_Dataset records_.
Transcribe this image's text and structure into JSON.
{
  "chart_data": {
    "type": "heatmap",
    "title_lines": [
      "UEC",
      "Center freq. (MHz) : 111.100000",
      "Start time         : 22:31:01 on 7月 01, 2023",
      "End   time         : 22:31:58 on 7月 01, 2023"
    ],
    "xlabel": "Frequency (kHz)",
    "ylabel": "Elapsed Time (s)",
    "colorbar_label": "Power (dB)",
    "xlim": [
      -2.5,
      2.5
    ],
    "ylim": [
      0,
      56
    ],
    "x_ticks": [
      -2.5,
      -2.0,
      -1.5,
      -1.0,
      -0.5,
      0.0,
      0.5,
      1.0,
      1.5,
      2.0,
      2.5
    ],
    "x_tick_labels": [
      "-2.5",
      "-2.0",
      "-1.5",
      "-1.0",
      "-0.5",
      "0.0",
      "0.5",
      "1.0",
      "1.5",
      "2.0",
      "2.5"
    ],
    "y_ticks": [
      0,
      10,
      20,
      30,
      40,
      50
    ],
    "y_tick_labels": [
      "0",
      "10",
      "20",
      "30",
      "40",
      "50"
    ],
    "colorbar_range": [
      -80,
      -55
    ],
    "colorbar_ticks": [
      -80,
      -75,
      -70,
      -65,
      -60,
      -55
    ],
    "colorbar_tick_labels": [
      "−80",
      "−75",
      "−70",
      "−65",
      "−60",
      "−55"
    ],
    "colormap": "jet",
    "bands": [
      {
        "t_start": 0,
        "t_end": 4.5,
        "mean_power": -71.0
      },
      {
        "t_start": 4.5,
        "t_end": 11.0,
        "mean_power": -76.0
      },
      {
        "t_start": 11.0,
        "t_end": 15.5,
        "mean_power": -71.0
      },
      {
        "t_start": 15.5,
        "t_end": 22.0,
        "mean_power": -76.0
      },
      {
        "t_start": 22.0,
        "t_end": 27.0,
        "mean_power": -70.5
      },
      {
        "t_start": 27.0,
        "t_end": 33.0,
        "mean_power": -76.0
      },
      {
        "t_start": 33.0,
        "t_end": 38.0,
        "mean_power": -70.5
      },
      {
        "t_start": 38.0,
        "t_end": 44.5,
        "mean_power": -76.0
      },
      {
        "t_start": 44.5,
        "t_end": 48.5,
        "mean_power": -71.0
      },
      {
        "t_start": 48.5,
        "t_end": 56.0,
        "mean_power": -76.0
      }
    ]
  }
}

_Given task_. Every record should be given again exactly.

_Output_.
Transcribe this image's text and structure into JSON.
{
  "chart_data": {
    "type": "heatmap",
    "title_lines": [
      "UEC",
      "Center freq. (MHz) : 111.100000",
      "Start time         : 22:31:01 on 7月 01, 2023",
      "End   time         : 22:31:58 on 7月 01, 2023"
    ],
    "xlabel": "Frequency (kHz)",
    "ylabel": "Elapsed Time (s)",
    "colorbar_label": "Power (dB)",
    "xlim": [
      -2.5,
      2.5
    ],
    "ylim": [
      0,
      56
    ],
    "x_ticks": [
      -2.5,
      -2.0,
      -1.5,
      -1.0,
      -0.5,
      0.0,
      0.5,
      1.0,
      1.5,
      2.0,
      2.5
    ],
    "x_tick_labels": [
      "-2.5",
      "-2.0",
      "-1.5",
      "-1.0",
      "-0.5",
      "0.0",
      "0.5",
      "1.0",
      "1.5",
      "2.0",
      "2.5"
    ],
    "y_ticks": [
      0,
      10,
      20,
      30,
      40,
      50
    ],
    "y_tick_labels": [
      "0",
      "10",
      "20",
      "30",
      "40",
      "50"
    ],
    "colorbar_range": [
      -80,
      -55
    ],
    "colorbar_ticks": [
      -80,
      -75,
      -70,
      -65,
      -60,
      -55
    ],
    "colorbar_tick_labels": [
      "−80",
      "−75",
      "−70",
      "−65",
      "−60",
      "−55"
    ],
    "colormap": "jet",
    "bands": [
      {
        "t_start": 0,
        "t_end": 4.5,
        "mean_power": -71.0
      },
      {
        "t_start": 4.5,
        "t_end": 11.0,
        "mean_power": -76.0
      },
      {
        "t_start": 11.0,
        "t_end": 15.5,
        "mean_power": -71.0
      },
      {
        "t_start": 15.5,
        "t_end": 22.0,
        "mean_power": -76.0
      },
      {
        "t_start": 22.0,
        "t_end": 27.0,
        "mean_power": -70.5
      },
      {
        "t_start": 27.0,
        "t_end": 33.0,
        "mean_power": -76.0
      },
      {
        "t_start": 33.0,
        "t_end": 38.0,
        "mean_power": -70.5
      },
      {
        "t_start": 38.0,
        "t_end": 44.5,
        "mean_power": -76.0
      },
      {
        "t_start": 44.5,
        "t_end": 48.5,
        "mean_power": -71.0
      },
      {
        "t_start": 48.5,
        "t_end": 56.0,
        "mean_power": -76.0
      }
    ]
  }
}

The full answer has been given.